» **Extract to read**
Sempra Energy Reports Strong 2019 Results

(Sempra, 27.Feb.2020) — Sempra Energy reported full-year 2019 earnings of $2.1 billion, or $7.29 per diluted share, up from $924 million, or $3.42 per diluted share, in 2018. On an adjusted basis, the company’s full-year 2019 earnings were $1.9 billion, or $6.78 per diluted share, compared to $1.5 billion, or $5.57 per diluted share, in 2018.

“This year has been one of the strongest in our company’s history,” said Jeffrey W. Martin, chairman and CEO of Sempra Energy. “Our earnings results are a direct reflection of our sharper strategic focus and ongoing execution of our mission to be North America’s premier energy infrastructure company. Supported by our high-performance culture, our dedicated employees will carry this momentum into 2020 as we continue to focus on our vision of delivering energy with purpose by connecting millions of consumers to safe, resilient and affordable energy.”

In the fourth quarter 2019, Sempra Energy reported earnings of $447 million, or $1.55 per diluted share, compared with earnings of $864 million, or $3.03 per diluted share, in the fourth quarter 2018. On an adjusted basis, fourth quarter 2018 earnings were $431 million, or $1.56 per diluted share.

These financial results reflect certain significant items, as described on an after-tax basis in the following table of GAAP earnings, reconciled to adjusted earnings, for the fourth quarter and full-year 2019 and 2018.

» **Records supplied**
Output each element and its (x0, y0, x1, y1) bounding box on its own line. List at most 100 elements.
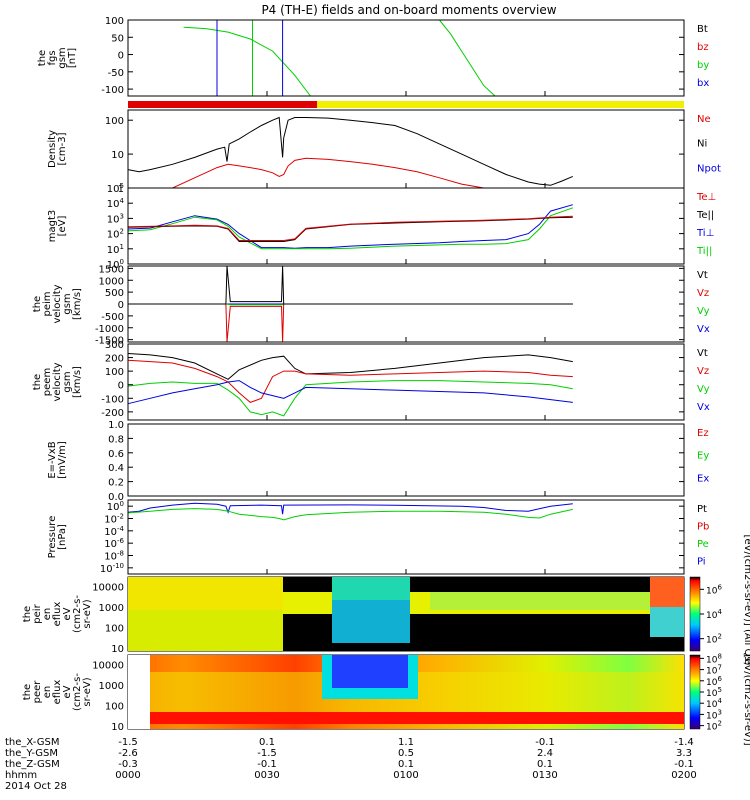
colorbar-tick-label: 103 (706, 708, 722, 721)
ylabel-line: peer (32, 680, 43, 704)
ytick-label: 10000 (92, 661, 124, 672)
ytick-label: 100 (107, 500, 124, 513)
ytick-label: 1.0 (108, 420, 124, 431)
series-by-line (439, 19, 496, 97)
ytick-label: -200 (101, 408, 124, 419)
ylabel-line: (cm2-s- (72, 673, 83, 711)
ylabel-line: E=-VxB (47, 441, 58, 478)
legend-item: Vz (697, 366, 709, 377)
legend-item: Bt (697, 24, 708, 35)
series-Ti⊥-line (127, 204, 573, 249)
time-axis-row-label: the_Z-GSM (5, 759, 60, 770)
series-Vz-line (128, 303, 573, 343)
ylabel-line: peim (42, 291, 53, 316)
colorbar-tick-label: 107 (706, 664, 722, 677)
series-Pe-line (127, 508, 573, 521)
legend-item: Pe (697, 539, 709, 550)
ytick-label: -500 (101, 312, 124, 323)
legend-item: Vt (697, 348, 708, 359)
series-Te⊥-line (127, 215, 573, 241)
panel-frame (127, 423, 685, 497)
time-axis-value: 3.3 (676, 748, 692, 759)
ion-colorbar-label: [eV/(cm2-s-sr-eV)] (All Qs) (742, 535, 750, 666)
ylabel-line: peem (42, 368, 53, 396)
ytick-label: 500 (105, 288, 124, 299)
ytick-label: -1000 (95, 324, 124, 335)
ion-spec-right-cyan (650, 607, 684, 637)
ytick-label: 10 (111, 644, 124, 655)
ylabel-line: gsm (62, 293, 73, 314)
ytick-label: 100 (105, 701, 124, 712)
time-axis-value: -2.6 (118, 748, 138, 759)
panel-1: 100 10 1 Density [cm-3] Ne Ni Npot (47, 109, 721, 195)
series-Vy-line (127, 380, 573, 417)
ylabel-line: en (42, 686, 53, 699)
time-axis-row-label: the_X-GSM (5, 737, 59, 748)
ion-colorbar (689, 576, 701, 652)
ion-spec-band-green (430, 592, 650, 610)
ytick-label: 103 (107, 212, 124, 225)
ytick-label: 100 (105, 16, 124, 27)
ylabel-line: [cm-3] (57, 132, 68, 165)
legend-item: Ni (697, 139, 707, 150)
time-axis-value: 0000 (115, 770, 140, 781)
time-axis-value: -1.5 (257, 748, 277, 759)
ylabel-line: eV (62, 607, 73, 620)
colorbar-tick-label: 102 (706, 720, 722, 733)
panel-frame (127, 109, 685, 189)
time-axis-value: 1.1 (398, 737, 414, 748)
ylabel-line: velocity (52, 362, 63, 401)
series-Vt-line (128, 265, 573, 305)
legend-item: Vt (697, 270, 708, 281)
ytick-label: 10000 (92, 583, 124, 594)
time-axis-row-label: the_Y-GSM (5, 748, 58, 759)
time-axis-value: 2.4 (537, 748, 553, 759)
legend-item: Npot (697, 163, 721, 174)
ytick-label: 0.6 (108, 449, 124, 460)
ytick-label: 1000 (99, 276, 124, 287)
panel-4: 300 200 100 0 -100 -200 the peem velocity gsm [km/… (32, 340, 710, 421)
ion-spec-cyan-block (332, 577, 410, 643)
ytick-label: 1 (118, 184, 124, 195)
legend-item: bx (697, 78, 709, 89)
legend-item: Ey (697, 451, 709, 462)
series-Ni-line (127, 116, 573, 186)
legend-item: Ne (697, 114, 711, 125)
ytick-label: 0.4 (108, 463, 124, 474)
legend-item: Vx (697, 324, 710, 335)
ytick-label: 10-6 (104, 537, 124, 550)
ytick-label: 100 (105, 367, 124, 378)
ylabel-line: velocity (52, 284, 63, 323)
ion-spec-green-left (128, 610, 283, 651)
ytick-label: 10-2 (104, 513, 124, 526)
time-axis-value: -0.1 (674, 759, 694, 770)
elec-spec-central-blue (332, 655, 408, 688)
ytick-label: 100 (105, 116, 124, 127)
legend-item: Ez (697, 428, 709, 439)
ytick-label: 100 (105, 623, 124, 634)
ylabel-line: en (42, 608, 53, 621)
electron-colorbar-label: [eV/(cm2-s-sr-eV)] (742, 654, 750, 745)
time-axis-value: 0030 (254, 770, 279, 781)
colorbar-tick-label: 108 (706, 652, 722, 665)
legend-item: by (697, 60, 709, 71)
legend-item: Vy (697, 306, 710, 317)
ylabel-line: the (37, 50, 48, 66)
time-axis-value: 0.1 (398, 759, 414, 770)
panel-2: 105 104 103 102 101 100 magt3 [eV] Te⊥ Te|| Ti⊥ Ti|… (47, 182, 716, 271)
mode-bar-red (128, 101, 317, 108)
ylabel-line: [km/s] (72, 288, 83, 320)
ylabel-line: sr-eV) (82, 599, 93, 628)
panel-frame (127, 343, 685, 421)
ytick-label: 10 (111, 722, 124, 733)
legend-item: Pb (697, 522, 709, 533)
colorbar-tick-label: 105 (706, 686, 722, 699)
ytick-label: 10 (111, 150, 124, 161)
electron-spectrogram (128, 655, 684, 729)
ytick-label: 0.8 (108, 434, 124, 445)
colorbar-tick-label: 106 (706, 675, 722, 688)
time-axis-value: 0.5 (398, 748, 414, 759)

» **What to work on**
A. What does the CEO quoted in the earnings release credit as the direct cause of the 2019 earnings results?
B. Rewrite the earnings release between "In the fourth quarter 2019, Sempra" and "2019 and 2018.", inclusive, substituting "final quarter" for "fourth quarter" throughout.
C. Restate the paragraph of the earnings release beginning "In the fourth quarter 2019" as a short list, keeping its main figures.

» **Worked answers**
A. He credits the company's sharper strategic focus and its ongoing execution of its mission to be North America's premier energy infrastructure company.

B.
In the final quarter 2019, Sempra Energy reported earnings of $447 million, or $1.55 per diluted share, compared with earnings of $864 million, or $3.03 per diluted share, in the final quarter 2018. On an adjusted basis, final quarter 2018 earnings were $431 million, or $1.56 per diluted share.

These financial results reflect certain significant items, as described on an after-tax basis in the following table of GAAP earnings, reconciled to adjusted earnings, for the final quarter and full-year 2019 and 2018.

C.
- Fourth quarter 2019 earnings: $447 million, or $1.55 per diluted share
- Fourth quarter 2018 earnings: $864 million, or $3.03 per diluted share
- Fourth quarter 2018 adjusted earnings: $431 million, or $1.56 per diluted share